Description of the task> Identify each line below containing the string "JSON" and copy it.
——————————
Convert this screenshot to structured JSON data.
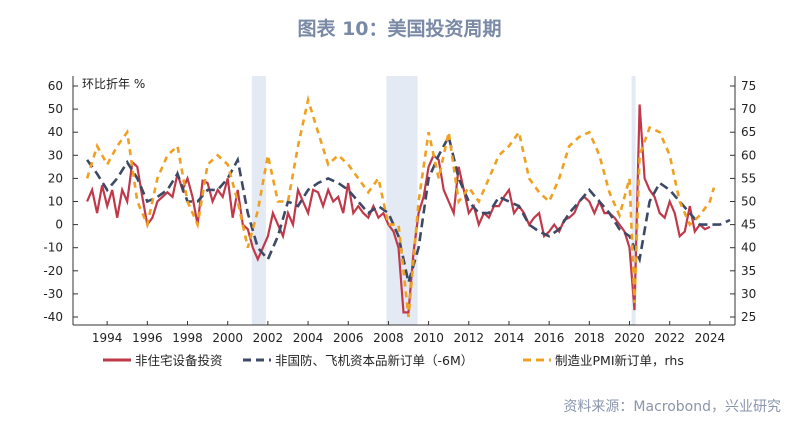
{
  "title": "图表 10：美国投资周期",
  "source": "资料来源：Macrobond，兴业研究",
  "chart_data": {
    "type": "line",
    "ylabel_left": "环比折年 %",
    "ylim_left": [
      -40,
      60
    ],
    "yticks_left": [
      -40,
      -30,
      -20,
      -10,
      0,
      10,
      20,
      30,
      40,
      50,
      60
    ],
    "ylim_right": [
      25,
      75
    ],
    "yticks_right": [
      25,
      30,
      35,
      40,
      45,
      50,
      55,
      60,
      65,
      70,
      75
    ],
    "xlim": [
      1992.3,
      2025.25
    ],
    "xticks": [
      1994,
      1996,
      1998,
      2000,
      2002,
      2004,
      2006,
      2008,
      2010,
      2012,
      2014,
      2016,
      2018,
      2020,
      2022,
      2024
    ],
    "recessions": [
      [
        2001.2,
        2001.9
      ],
      [
        2007.9,
        2009.45
      ],
      [
        2020.1,
        2020.3
      ]
    ],
    "series": [
      {
        "name": "非住宅设备投资",
        "axis": "left",
        "color": "#c0394a",
        "style": "solid",
        "x": [
          1993,
          1993.25,
          1993.5,
          1993.75,
          1994,
          1994.25,
          1994.5,
          1994.75,
          1995,
          1995.25,
          1995.5,
          1995.75,
          1996,
          1996.25,
          1996.5,
          1996.75,
          1997,
          1997.25,
          1997.5,
          1997.75,
          1998,
          1998.25,
          1998.5,
          1998.75,
          1999,
          1999.25,
          1999.5,
          1999.75,
          2000,
          2000.25,
          2000.5,
          2000.75,
          2001,
          2001.25,
          2001.5,
          2001.75,
          2002,
          2002.25,
          2002.5,
          2002.75,
          2003,
          2003.25,
          2003.5,
          2003.75,
          2004,
          2004.25,
          2004.5,
          2004.75,
          2005,
          2005.25,
          2005.5,
          2005.75,
          2006,
          2006.25,
          2006.5,
          2006.75,
          2007,
          2007.25,
          2007.5,
          2007.75,
          2008,
          2008.25,
          2008.5,
          2008.75,
          2009,
          2009.25,
          2009.5,
          2009.75,
          2010,
          2010.25,
          2010.5,
          2010.75,
          2011,
          2011.25,
          2011.5,
          2011.75,
          2012,
          2012.25,
          2012.5,
          2012.75,
          2013,
          2013.25,
          2013.5,
          2013.75,
          2014,
          2014.25,
          2014.5,
          2014.75,
          2015,
          2015.25,
          2015.5,
          2015.75,
          2016,
          2016.25,
          2016.5,
          2016.75,
          2017,
          2017.25,
          2017.5,
          2017.75,
          2018,
          2018.25,
          2018.5,
          2018.75,
          2019,
          2019.25,
          2019.5,
          2019.75,
          2020,
          2020.25,
          2020.5,
          2020.75,
          2021,
          2021.25,
          2021.5,
          2021.75,
          2022,
          2022.25,
          2022.5,
          2022.75,
          2023,
          2023.25,
          2023.5,
          2023.75,
          2024
        ],
        "values": [
          10,
          15,
          5,
          17,
          8,
          15,
          3,
          15,
          10,
          27,
          25,
          12,
          0,
          3,
          10,
          12,
          14,
          12,
          22,
          15,
          20,
          12,
          0,
          19,
          18,
          10,
          15,
          12,
          20,
          3,
          15,
          0,
          -2,
          -10,
          -15,
          -10,
          -5,
          5,
          0,
          -5,
          5,
          0,
          15,
          10,
          5,
          15,
          14,
          8,
          15,
          10,
          12,
          5,
          18,
          5,
          8,
          5,
          3,
          8,
          3,
          5,
          0,
          -3,
          -10,
          -38,
          -38,
          -12,
          5,
          12,
          25,
          30,
          28,
          15,
          10,
          5,
          25,
          15,
          5,
          8,
          0,
          5,
          3,
          8,
          8,
          12,
          15,
          5,
          8,
          5,
          0,
          3,
          5,
          -5,
          -3,
          0,
          -3,
          2,
          3,
          5,
          10,
          12,
          10,
          5,
          10,
          5,
          5,
          3,
          0,
          -3,
          -10,
          -37,
          52,
          20,
          15,
          12,
          5,
          3,
          10,
          5,
          -5,
          -3,
          8,
          -3,
          0,
          -2,
          -1
        ]
      },
      {
        "name": "非国防、飞机资本品新订单（-6M）",
        "axis": "left",
        "color": "#3c4a66",
        "style": "dash",
        "x": [
          1993,
          1993.5,
          1994,
          1994.5,
          1995,
          1995.5,
          1996,
          1996.5,
          1997,
          1997.5,
          1998,
          1998.5,
          1999,
          1999.5,
          2000,
          2000.5,
          2001,
          2001.5,
          2002,
          2002.5,
          2003,
          2003.5,
          2004,
          2004.5,
          2005,
          2005.5,
          2006,
          2006.5,
          2007,
          2007.5,
          2008,
          2008.5,
          2009,
          2009.5,
          2010,
          2010.5,
          2011,
          2011.5,
          2012,
          2012.5,
          2013,
          2013.5,
          2014,
          2014.5,
          2015,
          2015.5,
          2016,
          2016.5,
          2017,
          2017.5,
          2018,
          2018.5,
          2019,
          2019.5,
          2020,
          2020.5,
          2021,
          2021.5,
          2022,
          2022.5,
          2023,
          2023.5,
          2024,
          2024.5,
          2025
        ],
        "values": [
          28,
          22,
          15,
          20,
          27,
          20,
          10,
          12,
          15,
          22,
          10,
          10,
          15,
          15,
          20,
          28,
          5,
          -10,
          -15,
          -5,
          10,
          8,
          15,
          18,
          20,
          18,
          15,
          10,
          5,
          8,
          5,
          -5,
          -25,
          -10,
          20,
          30,
          38,
          20,
          10,
          5,
          5,
          12,
          10,
          8,
          0,
          -3,
          -5,
          -2,
          5,
          10,
          15,
          10,
          5,
          -2,
          -5,
          -15,
          10,
          18,
          15,
          10,
          5,
          0,
          0,
          0,
          2
        ]
      },
      {
        "name": "制造业PMI新订单，rhs",
        "axis": "right",
        "color": "#f0a020",
        "style": "dash",
        "x": [
          1993,
          1993.5,
          1994,
          1994.5,
          1995,
          1995.5,
          1996,
          1996.5,
          1997,
          1997.5,
          1998,
          1998.5,
          1999,
          1999.5,
          2000,
          2000.5,
          2001,
          2001.5,
          2002,
          2002.5,
          2003,
          2003.5,
          2004,
          2004.5,
          2005,
          2005.5,
          2006,
          2006.5,
          2007,
          2007.5,
          2008,
          2008.5,
          2009,
          2009.5,
          2010,
          2010.5,
          2011,
          2011.5,
          2012,
          2012.5,
          2013,
          2013.5,
          2014,
          2014.5,
          2015,
          2015.5,
          2016,
          2016.5,
          2017,
          2017.5,
          2018,
          2018.5,
          2019,
          2019.5,
          2020,
          2020.25,
          2020.5,
          2021,
          2021.5,
          2022,
          2022.5,
          2023,
          2023.5,
          2024,
          2024.2
        ],
        "values": [
          55,
          62,
          58,
          62,
          65,
          50,
          45,
          55,
          60,
          62,
          50,
          45,
          58,
          60,
          58,
          50,
          40,
          48,
          60,
          50,
          50,
          62,
          72,
          65,
          58,
          60,
          58,
          55,
          52,
          55,
          45,
          45,
          25,
          50,
          65,
          55,
          65,
          50,
          53,
          50,
          55,
          60,
          62,
          65,
          55,
          52,
          50,
          55,
          62,
          64,
          65,
          60,
          52,
          47,
          55,
          28,
          60,
          66,
          65,
          60,
          50,
          45,
          47,
          50,
          53
        ]
      }
    ]
  },
  "legend": [
    "非住宅设备投资",
    "非国防、飞机资本品新订单（-6M）",
    "制造业PMI新订单，rhs"
  ]
}
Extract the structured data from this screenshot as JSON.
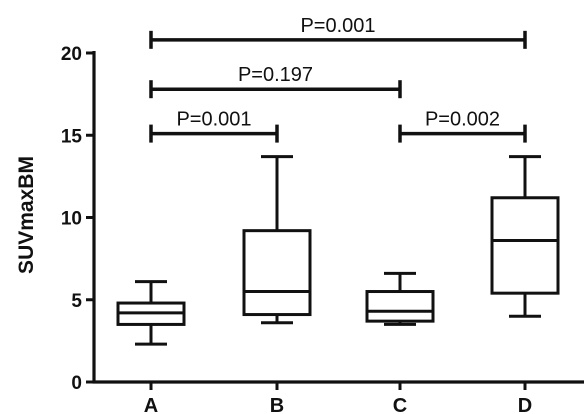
{
  "chart_data": {
    "type": "box",
    "ylabel": "SUVmaxBM",
    "xlabel": "",
    "title": "",
    "ylim": [
      0,
      20
    ],
    "yticks": [
      0,
      5,
      10,
      15,
      20
    ],
    "categories": [
      "A",
      "B",
      "C",
      "D"
    ],
    "boxes": [
      {
        "category": "A",
        "min": 2.3,
        "q1": 3.5,
        "median": 4.2,
        "q3": 4.8,
        "max": 6.1
      },
      {
        "category": "B",
        "min": 3.6,
        "q1": 4.1,
        "median": 5.5,
        "q3": 9.2,
        "max": 13.7
      },
      {
        "category": "C",
        "min": 3.5,
        "q1": 3.7,
        "median": 4.3,
        "q3": 5.5,
        "max": 6.6
      },
      {
        "category": "D",
        "min": 4.0,
        "q1": 5.4,
        "median": 8.6,
        "q3": 11.2,
        "max": 13.7
      }
    ],
    "comparisons": [
      {
        "from": "A",
        "to": "D",
        "label": "P=0.001",
        "y": 20.8
      },
      {
        "from": "A",
        "to": "C",
        "label": "P=0.197",
        "y": 17.8
      },
      {
        "from": "A",
        "to": "B",
        "label": "P=0.001",
        "y": 15.1
      },
      {
        "from": "C",
        "to": "D",
        "label": "P=0.002",
        "y": 15.1
      }
    ]
  }
}
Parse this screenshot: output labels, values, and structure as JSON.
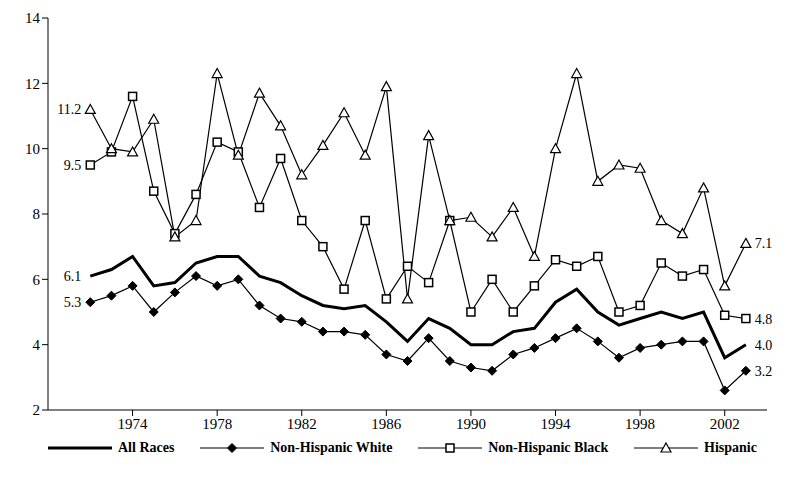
{
  "chart_data": {
    "type": "line",
    "x": [
      1972,
      1973,
      1974,
      1975,
      1976,
      1977,
      1978,
      1979,
      1980,
      1981,
      1982,
      1983,
      1984,
      1985,
      1986,
      1987,
      1988,
      1989,
      1990,
      1991,
      1992,
      1993,
      1994,
      1995,
      1996,
      1997,
      1998,
      1999,
      2000,
      2001,
      2002,
      2003
    ],
    "xlim": [
      1970,
      2004
    ],
    "xticks": [
      1974,
      1978,
      1982,
      1986,
      1990,
      1994,
      1998,
      2002
    ],
    "ylim": [
      2,
      14
    ],
    "yticks": [
      2,
      4,
      6,
      8,
      10,
      12,
      14
    ],
    "grid": false,
    "legend": "bottom",
    "series": [
      {
        "name": "All Races",
        "color": "#000000",
        "marker": "none",
        "line_style": "bold",
        "values": [
          6.1,
          6.3,
          6.7,
          5.8,
          5.9,
          6.5,
          6.7,
          6.7,
          6.1,
          5.9,
          5.5,
          5.2,
          5.1,
          5.2,
          4.7,
          4.1,
          4.8,
          4.5,
          4.0,
          4.0,
          4.4,
          4.5,
          5.3,
          5.7,
          5.0,
          4.6,
          4.8,
          5.0,
          4.8,
          5.0,
          3.6,
          4.0
        ],
        "value_labels": [
          "6.1",
          null,
          null,
          null,
          null,
          null,
          null,
          null,
          null,
          null,
          null,
          null,
          null,
          null,
          null,
          null,
          null,
          null,
          null,
          null,
          null,
          null,
          null,
          null,
          null,
          null,
          null,
          null,
          null,
          null,
          null,
          "4.0"
        ]
      },
      {
        "name": "Non-Hispanic White",
        "color": "#000000",
        "marker": "diamond",
        "line_style": "solid",
        "values": [
          5.3,
          5.5,
          5.8,
          5.0,
          5.6,
          6.1,
          5.8,
          6.0,
          5.2,
          4.8,
          4.7,
          4.4,
          4.4,
          4.3,
          3.7,
          3.5,
          4.2,
          3.5,
          3.3,
          3.2,
          3.7,
          3.9,
          4.2,
          4.5,
          4.1,
          3.6,
          3.9,
          4.0,
          4.1,
          4.1,
          2.6,
          3.2
        ],
        "value_labels": [
          "5.3",
          null,
          null,
          null,
          null,
          null,
          null,
          null,
          null,
          null,
          null,
          null,
          null,
          null,
          null,
          null,
          null,
          null,
          null,
          null,
          null,
          null,
          null,
          null,
          null,
          null,
          null,
          null,
          null,
          null,
          null,
          "3.2"
        ]
      },
      {
        "name": "Non-Hispanic Black",
        "color": "#000000",
        "marker": "open_square",
        "line_style": "solid",
        "values": [
          9.5,
          9.9,
          11.6,
          8.7,
          7.4,
          8.6,
          10.2,
          9.9,
          8.2,
          9.7,
          7.8,
          7.0,
          5.7,
          7.8,
          5.4,
          6.4,
          5.9,
          7.8,
          5.0,
          6.0,
          5.0,
          5.8,
          6.6,
          6.4,
          6.7,
          5.0,
          5.2,
          6.5,
          6.1,
          6.3,
          4.9,
          4.8
        ],
        "value_labels": [
          "9.5",
          null,
          null,
          null,
          null,
          null,
          null,
          null,
          null,
          null,
          null,
          null,
          null,
          null,
          null,
          null,
          null,
          null,
          null,
          null,
          null,
          null,
          null,
          null,
          null,
          null,
          null,
          null,
          null,
          null,
          null,
          "4.8"
        ]
      },
      {
        "name": "Hispanic",
        "color": "#000000",
        "marker": "open_triangle",
        "line_style": "solid",
        "values": [
          11.2,
          10.0,
          9.9,
          10.9,
          7.3,
          7.8,
          12.3,
          9.8,
          11.7,
          10.7,
          9.2,
          10.1,
          11.1,
          9.8,
          11.9,
          5.4,
          10.4,
          7.8,
          7.9,
          7.3,
          8.2,
          6.7,
          10.0,
          12.3,
          9.0,
          9.5,
          9.4,
          7.8,
          7.4,
          8.8,
          5.8,
          7.1
        ],
        "value_labels": [
          "11.2",
          null,
          null,
          null,
          null,
          null,
          null,
          null,
          null,
          null,
          null,
          null,
          null,
          null,
          null,
          null,
          null,
          null,
          null,
          null,
          null,
          null,
          null,
          null,
          null,
          null,
          null,
          null,
          null,
          null,
          null,
          "7.1"
        ]
      }
    ]
  }
}
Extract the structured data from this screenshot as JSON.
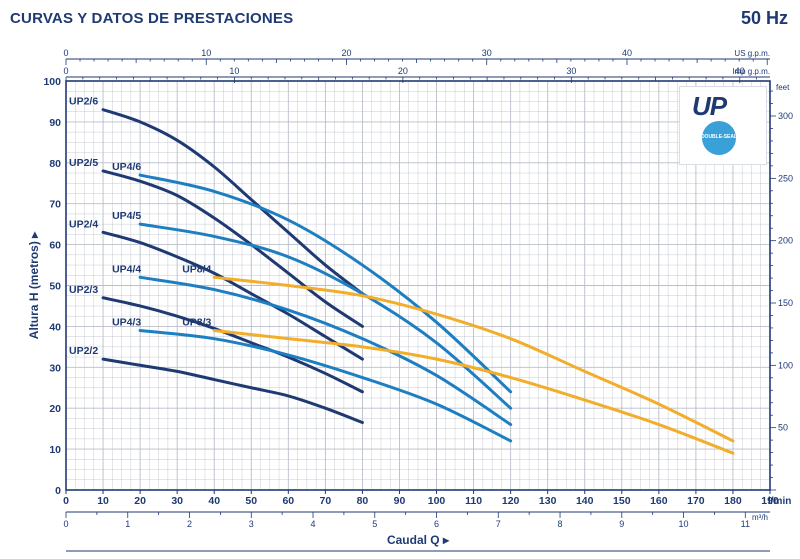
{
  "header": {
    "title": "CURVAS Y DATOS DE PRESTACIONES",
    "frequency": "50 Hz"
  },
  "logo": {
    "brand": "UP",
    "badge": "DOUBLE-SEAL"
  },
  "chart_data": {
    "type": "line",
    "xlabel": "Caudal Q",
    "ylabel": "Altura H (metros)",
    "xlim": [
      0,
      190
    ],
    "ylim": [
      0,
      100
    ],
    "x_ticks": [
      0,
      10,
      20,
      30,
      40,
      50,
      60,
      70,
      80,
      90,
      100,
      110,
      120,
      130,
      140,
      150,
      160,
      170,
      180,
      190
    ],
    "x_unit": "l/min",
    "y_ticks": [
      10,
      20,
      30,
      40,
      50,
      60,
      70,
      80,
      90,
      100
    ],
    "secondary_axes": {
      "usgpm": {
        "unit": "US g.p.m.",
        "ticks": [
          0,
          10,
          20,
          30,
          40
        ]
      },
      "impgpm": {
        "unit": "Imp g.p.m.",
        "ticks": [
          0,
          10,
          20,
          30,
          40
        ]
      },
      "m3h": {
        "unit": "m³/h",
        "ticks": [
          0,
          1,
          2,
          3,
          4,
          5,
          6,
          7,
          8,
          9,
          10,
          11
        ]
      },
      "feet": {
        "unit": "feet",
        "ticks": [
          50,
          100,
          150,
          200,
          250,
          300
        ]
      }
    },
    "colors": {
      "UP2": "#1f3a73",
      "UP4": "#1d7fc1",
      "UP8": "#f2ad2a",
      "axis": "#1f3a73",
      "grid": "#b9bec9"
    },
    "series": [
      {
        "name": "UP2/6",
        "family": "UP2",
        "x": [
          10,
          20,
          30,
          40,
          50,
          60,
          70,
          80
        ],
        "y": [
          93,
          90,
          85.5,
          79,
          71,
          63,
          55,
          48
        ]
      },
      {
        "name": "UP2/5",
        "family": "UP2",
        "x": [
          10,
          20,
          30,
          40,
          50,
          60,
          70,
          80
        ],
        "y": [
          78,
          75.5,
          72,
          66.5,
          60,
          53,
          46,
          40
        ]
      },
      {
        "name": "UP2/4",
        "family": "UP2",
        "x": [
          10,
          20,
          30,
          40,
          50,
          60,
          70,
          80
        ],
        "y": [
          63,
          60.5,
          57,
          53,
          48,
          43,
          37.5,
          32
        ]
      },
      {
        "name": "UP2/3",
        "family": "UP2",
        "x": [
          10,
          20,
          30,
          40,
          50,
          60,
          70,
          80
        ],
        "y": [
          47,
          45,
          42.5,
          39.5,
          36,
          32.5,
          28.5,
          24
        ]
      },
      {
        "name": "UP2/2",
        "family": "UP2",
        "x": [
          10,
          20,
          30,
          40,
          50,
          60,
          70,
          80
        ],
        "y": [
          32,
          30.5,
          29,
          27,
          25,
          23,
          20,
          16.5
        ]
      },
      {
        "name": "UP4/6",
        "family": "UP4",
        "x": [
          20,
          40,
          60,
          80,
          100,
          120
        ],
        "y": [
          77,
          73,
          66,
          55,
          41,
          24
        ]
      },
      {
        "name": "UP4/5",
        "family": "UP4",
        "x": [
          20,
          40,
          60,
          80,
          100,
          120
        ],
        "y": [
          65,
          62,
          57,
          48,
          36,
          20
        ]
      },
      {
        "name": "UP4/4",
        "family": "UP4",
        "x": [
          20,
          40,
          60,
          80,
          100,
          120
        ],
        "y": [
          52,
          49,
          44,
          37,
          28,
          16
        ]
      },
      {
        "name": "UP4/3",
        "family": "UP4",
        "x": [
          20,
          40,
          60,
          80,
          100,
          120
        ],
        "y": [
          39,
          37,
          33,
          27.5,
          21,
          12
        ]
      },
      {
        "name": "UP8/4",
        "family": "UP8",
        "x": [
          40,
          60,
          80,
          100,
          120,
          140,
          160,
          180
        ],
        "y": [
          52,
          50,
          47.5,
          43,
          37,
          29,
          21,
          12
        ]
      },
      {
        "name": "UP8/3",
        "family": "UP8",
        "x": [
          40,
          60,
          80,
          100,
          120,
          140,
          160,
          180
        ],
        "y": [
          39,
          37,
          35,
          32,
          27.5,
          22,
          16,
          9
        ]
      }
    ]
  }
}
——————————
Response to this exercise>
Convert this screenshot to structured JSON data.
Extract the structured data from this screenshot as JSON.
Parse this screenshot: output labels, values, and structure as JSON.
Extract the structured data from this screenshot as JSON.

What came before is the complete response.